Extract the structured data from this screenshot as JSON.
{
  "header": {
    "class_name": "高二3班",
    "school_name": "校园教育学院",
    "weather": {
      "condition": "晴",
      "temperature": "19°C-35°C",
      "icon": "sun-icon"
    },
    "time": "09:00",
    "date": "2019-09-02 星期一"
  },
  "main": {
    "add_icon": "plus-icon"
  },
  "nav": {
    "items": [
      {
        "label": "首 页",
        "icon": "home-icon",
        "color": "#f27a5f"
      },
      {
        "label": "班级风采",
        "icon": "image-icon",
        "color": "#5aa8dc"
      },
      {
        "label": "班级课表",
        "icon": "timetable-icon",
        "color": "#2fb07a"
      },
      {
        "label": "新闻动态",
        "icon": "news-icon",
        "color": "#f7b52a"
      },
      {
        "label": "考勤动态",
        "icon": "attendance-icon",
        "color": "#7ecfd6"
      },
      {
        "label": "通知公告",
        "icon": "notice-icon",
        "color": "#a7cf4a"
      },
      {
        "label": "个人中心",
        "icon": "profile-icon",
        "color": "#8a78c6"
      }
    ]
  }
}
========
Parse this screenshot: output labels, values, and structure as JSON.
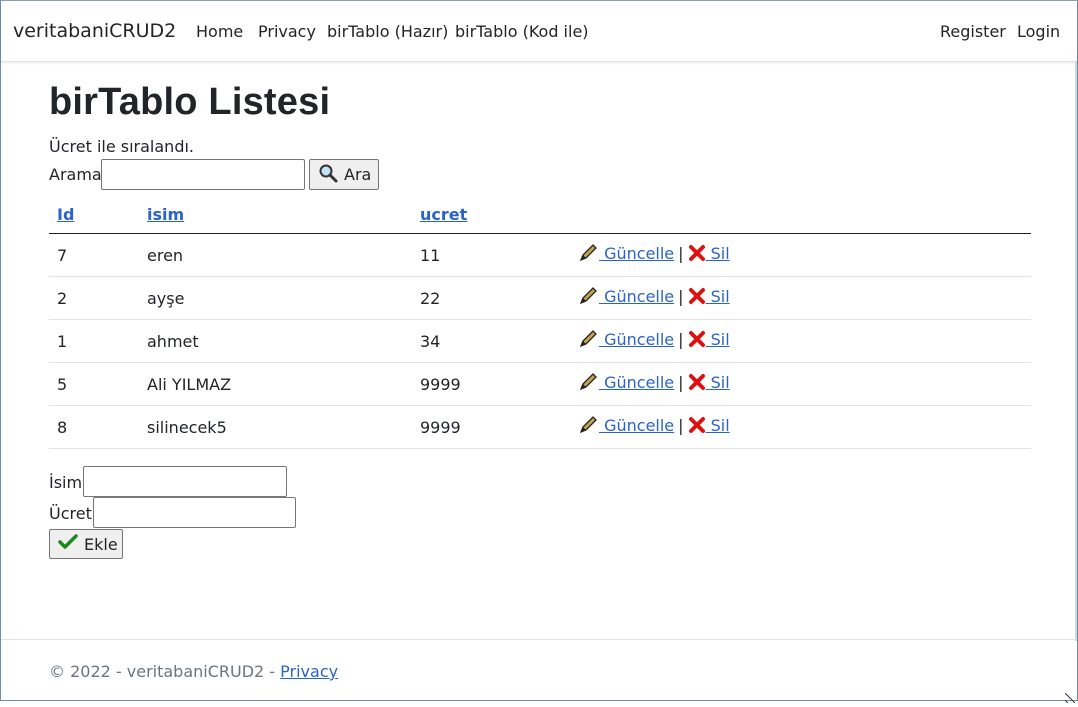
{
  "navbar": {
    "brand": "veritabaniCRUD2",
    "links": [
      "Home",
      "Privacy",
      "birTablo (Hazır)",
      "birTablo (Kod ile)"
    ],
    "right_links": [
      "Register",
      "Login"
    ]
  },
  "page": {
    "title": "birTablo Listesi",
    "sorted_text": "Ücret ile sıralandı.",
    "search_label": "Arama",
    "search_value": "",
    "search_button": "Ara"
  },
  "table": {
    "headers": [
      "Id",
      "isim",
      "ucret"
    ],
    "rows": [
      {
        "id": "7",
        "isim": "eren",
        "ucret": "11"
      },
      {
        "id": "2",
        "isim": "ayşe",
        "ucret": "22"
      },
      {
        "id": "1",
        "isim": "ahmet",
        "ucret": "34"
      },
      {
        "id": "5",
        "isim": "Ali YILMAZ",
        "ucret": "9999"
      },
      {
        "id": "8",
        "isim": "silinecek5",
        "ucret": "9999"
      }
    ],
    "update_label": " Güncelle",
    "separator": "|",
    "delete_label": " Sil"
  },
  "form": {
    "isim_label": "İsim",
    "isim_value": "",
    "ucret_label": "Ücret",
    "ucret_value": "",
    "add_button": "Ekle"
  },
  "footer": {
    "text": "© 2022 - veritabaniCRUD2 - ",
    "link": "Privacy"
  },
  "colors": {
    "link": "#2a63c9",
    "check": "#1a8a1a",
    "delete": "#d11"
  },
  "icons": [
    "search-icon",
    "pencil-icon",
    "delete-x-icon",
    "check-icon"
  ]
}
========
Set task: Consider the entries above and return each line with the string "birTablo".

Answer below:
      "birTablo (Hazır)",
      "birTablo (Kod ile)"
    "title": "birTablo Listesi",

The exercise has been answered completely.